Write only the number of lines holding the string "seconds".

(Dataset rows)
== == ==
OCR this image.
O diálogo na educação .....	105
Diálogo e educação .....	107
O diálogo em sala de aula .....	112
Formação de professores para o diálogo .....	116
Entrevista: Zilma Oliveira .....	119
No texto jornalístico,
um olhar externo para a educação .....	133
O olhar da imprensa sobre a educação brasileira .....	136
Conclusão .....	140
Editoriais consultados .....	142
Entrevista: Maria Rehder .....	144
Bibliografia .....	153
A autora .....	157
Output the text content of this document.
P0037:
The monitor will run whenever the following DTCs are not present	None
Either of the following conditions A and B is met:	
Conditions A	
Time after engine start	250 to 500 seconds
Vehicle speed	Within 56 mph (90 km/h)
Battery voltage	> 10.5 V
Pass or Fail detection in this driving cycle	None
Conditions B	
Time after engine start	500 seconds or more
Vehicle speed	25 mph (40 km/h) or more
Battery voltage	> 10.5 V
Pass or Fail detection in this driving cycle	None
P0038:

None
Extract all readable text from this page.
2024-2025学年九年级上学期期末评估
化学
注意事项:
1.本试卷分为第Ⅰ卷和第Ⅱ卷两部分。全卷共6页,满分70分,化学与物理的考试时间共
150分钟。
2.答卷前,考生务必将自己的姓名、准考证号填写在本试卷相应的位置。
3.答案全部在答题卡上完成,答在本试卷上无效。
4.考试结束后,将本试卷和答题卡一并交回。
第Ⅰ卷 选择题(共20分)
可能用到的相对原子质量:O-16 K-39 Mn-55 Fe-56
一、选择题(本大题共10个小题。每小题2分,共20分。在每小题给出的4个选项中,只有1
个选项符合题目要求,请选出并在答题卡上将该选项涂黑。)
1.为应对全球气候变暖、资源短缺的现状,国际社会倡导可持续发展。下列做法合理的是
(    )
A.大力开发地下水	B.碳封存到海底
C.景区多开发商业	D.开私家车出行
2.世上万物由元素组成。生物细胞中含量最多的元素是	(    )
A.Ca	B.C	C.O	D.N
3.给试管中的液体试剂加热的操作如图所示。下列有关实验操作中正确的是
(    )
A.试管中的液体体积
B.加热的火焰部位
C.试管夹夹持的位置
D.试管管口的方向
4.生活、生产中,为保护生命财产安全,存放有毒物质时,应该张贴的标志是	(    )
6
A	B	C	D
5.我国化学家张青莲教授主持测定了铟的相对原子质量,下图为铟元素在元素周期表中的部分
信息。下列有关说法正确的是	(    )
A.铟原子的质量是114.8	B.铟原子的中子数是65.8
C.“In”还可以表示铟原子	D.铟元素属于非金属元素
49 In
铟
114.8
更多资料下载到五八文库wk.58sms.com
== == ==
# SOLUTION TO THE PROBLEM
2